[INFORMATION SUPPLIED]
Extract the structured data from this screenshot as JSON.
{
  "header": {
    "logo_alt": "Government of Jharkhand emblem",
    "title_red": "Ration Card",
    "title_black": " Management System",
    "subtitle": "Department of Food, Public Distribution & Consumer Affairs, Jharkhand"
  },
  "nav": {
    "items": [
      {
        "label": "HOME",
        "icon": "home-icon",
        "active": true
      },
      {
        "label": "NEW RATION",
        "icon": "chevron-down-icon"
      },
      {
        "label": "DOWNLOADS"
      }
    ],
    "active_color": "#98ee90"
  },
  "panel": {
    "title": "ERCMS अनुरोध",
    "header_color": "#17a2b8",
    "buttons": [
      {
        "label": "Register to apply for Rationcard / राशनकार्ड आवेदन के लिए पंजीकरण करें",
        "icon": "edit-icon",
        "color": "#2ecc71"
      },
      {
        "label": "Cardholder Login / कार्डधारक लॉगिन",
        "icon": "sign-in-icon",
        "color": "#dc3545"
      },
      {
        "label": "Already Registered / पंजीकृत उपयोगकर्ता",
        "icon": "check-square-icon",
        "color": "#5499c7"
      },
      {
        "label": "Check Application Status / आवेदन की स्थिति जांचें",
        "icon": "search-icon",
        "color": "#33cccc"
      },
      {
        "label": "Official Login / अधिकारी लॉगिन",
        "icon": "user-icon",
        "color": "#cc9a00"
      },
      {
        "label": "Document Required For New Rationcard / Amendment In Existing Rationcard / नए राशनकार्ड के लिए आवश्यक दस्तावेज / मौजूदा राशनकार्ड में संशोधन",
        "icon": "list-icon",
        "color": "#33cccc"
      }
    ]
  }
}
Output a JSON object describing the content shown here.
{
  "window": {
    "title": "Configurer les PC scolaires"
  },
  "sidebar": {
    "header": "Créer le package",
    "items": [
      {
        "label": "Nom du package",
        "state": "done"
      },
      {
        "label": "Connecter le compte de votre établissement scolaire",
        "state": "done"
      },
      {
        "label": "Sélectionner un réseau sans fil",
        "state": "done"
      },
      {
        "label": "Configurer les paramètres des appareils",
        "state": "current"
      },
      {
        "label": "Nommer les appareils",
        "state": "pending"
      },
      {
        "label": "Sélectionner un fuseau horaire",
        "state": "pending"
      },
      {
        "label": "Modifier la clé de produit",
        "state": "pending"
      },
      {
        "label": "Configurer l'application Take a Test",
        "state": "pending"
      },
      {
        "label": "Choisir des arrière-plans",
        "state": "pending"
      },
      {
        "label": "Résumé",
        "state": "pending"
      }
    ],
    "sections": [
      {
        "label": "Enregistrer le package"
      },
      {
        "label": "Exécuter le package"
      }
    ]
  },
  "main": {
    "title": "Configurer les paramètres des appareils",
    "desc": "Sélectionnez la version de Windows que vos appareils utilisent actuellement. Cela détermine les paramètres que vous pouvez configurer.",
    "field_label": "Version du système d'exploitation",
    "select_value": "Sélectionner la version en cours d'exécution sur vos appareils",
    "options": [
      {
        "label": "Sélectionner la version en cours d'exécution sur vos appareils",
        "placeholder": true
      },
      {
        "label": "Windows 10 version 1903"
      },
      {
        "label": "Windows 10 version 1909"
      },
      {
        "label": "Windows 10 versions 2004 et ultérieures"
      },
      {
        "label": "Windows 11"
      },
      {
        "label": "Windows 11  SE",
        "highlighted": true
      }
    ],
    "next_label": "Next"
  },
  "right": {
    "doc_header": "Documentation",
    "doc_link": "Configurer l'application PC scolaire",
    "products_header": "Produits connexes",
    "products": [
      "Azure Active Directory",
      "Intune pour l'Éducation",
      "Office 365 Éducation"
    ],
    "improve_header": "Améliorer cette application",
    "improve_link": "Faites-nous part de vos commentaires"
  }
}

[EXERCISE INSTRUCTIONS] Copy down the material exactly as written.

[FULL ANSWER]
Extract the structured data from this screenshot as JSON.
{
  "header": {
    "logo_alt": "Government of Jharkhand emblem",
    "title_red": "Ration Card",
    "title_black": " Management System",
    "subtitle": "Department of Food, Public Distribution & Consumer Affairs, Jharkhand"
  },
  "nav": {
    "items": [
      {
        "label": "HOME",
        "icon": "home-icon",
        "active": true
      },
      {
        "label": "NEW RATION",
        "icon": "chevron-down-icon"
      },
      {
        "label": "DOWNLOADS"
      }
    ],
    "active_color": "#98ee90"
  },
  "panel": {
    "title": "ERCMS अनुरोध",
    "header_color": "#17a2b8",
    "buttons": [
      {
        "label": "Register to apply for Rationcard / राशनकार्ड आवेदन के लिए पंजीकरण करें",
        "icon": "edit-icon",
        "color": "#2ecc71"
      },
      {
        "label": "Cardholder Login / कार्डधारक लॉगिन",
        "icon": "sign-in-icon",
        "color": "#dc3545"
      },
      {
        "label": "Already Registered / पंजीकृत उपयोगकर्ता",
        "icon": "check-square-icon",
        "color": "#5499c7"
      },
      {
        "label": "Check Application Status / आवेदन की स्थिति जांचें",
        "icon": "search-icon",
        "color": "#33cccc"
      },
      {
        "label": "Official Login / अधिकारी लॉगिन",
        "icon": "user-icon",
        "color": "#cc9a00"
      },
      {
        "label": "Document Required For New Rationcard / Amendment In Existing Rationcard / नए राशनकार्ड के लिए आवश्यक दस्तावेज / मौजूदा राशनकार्ड में संशोधन",
        "icon": "list-icon",
        "color": "#33cccc"
      }
    ]
  }
}
Output a JSON object describing the content shown here.
{
  "window": {
    "title": "Configurer les PC scolaires"
  },
  "sidebar": {
    "header": "Créer le package",
    "items": [
      {
        "label": "Nom du package",
        "state": "done"
      },
      {
        "label": "Connecter le compte de votre établissement scolaire",
        "state": "done"
      },
      {
        "label": "Sélectionner un réseau sans fil",
        "state": "done"
      },
      {
        "label": "Configurer les paramètres des appareils",
        "state": "current"
      },
      {
        "label": "Nommer les appareils",
        "state": "pending"
      },
      {
        "label": "Sélectionner un fuseau horaire",
        "state": "pending"
      },
      {
        "label": "Modifier la clé de produit",
        "state": "pending"
      },
      {
        "label": "Configurer l'application Take a Test",
        "state": "pending"
      },
      {
        "label": "Choisir des arrière-plans",
        "state": "pending"
      },
      {
        "label": "Résumé",
        "state": "pending"
      }
    ],
    "sections": [
      {
        "label": "Enregistrer le package"
      },
      {
        "label": "Exécuter le package"
      }
    ]
  },
  "main": {
    "title": "Configurer les paramètres des appareils",
    "desc": "Sélectionnez la version de Windows que vos appareils utilisent actuellement. Cela détermine les paramètres que vous pouvez configurer.",
    "field_label": "Version du système d'exploitation",
    "select_value": "Sélectionner la version en cours d'exécution sur vos appareils",
    "options": [
      {
        "label": "Sélectionner la version en cours d'exécution sur vos appareils",
        "placeholder": true
      },
      {
        "label": "Windows 10 version 1903"
      },
      {
        "label": "Windows 10 version 1909"
      },
      {
        "label": "Windows 10 versions 2004 et ultérieures"
      },
      {
        "label": "Windows 11"
      },
      {
        "label": "Windows 11  SE",
        "highlighted": true
      }
    ],
    "next_label": "Next"
  },
  "right": {
    "doc_header": "Documentation",
    "doc_link": "Configurer l'application PC scolaire",
    "products_header": "Produits connexes",
    "products": [
      "Azure Active Directory",
      "Intune pour l'Éducation",
      "Office 365 Éducation"
    ],
    "improve_header": "Améliorer cette application",
    "improve_link": "Faites-nous part de vos commentaires"
  }
}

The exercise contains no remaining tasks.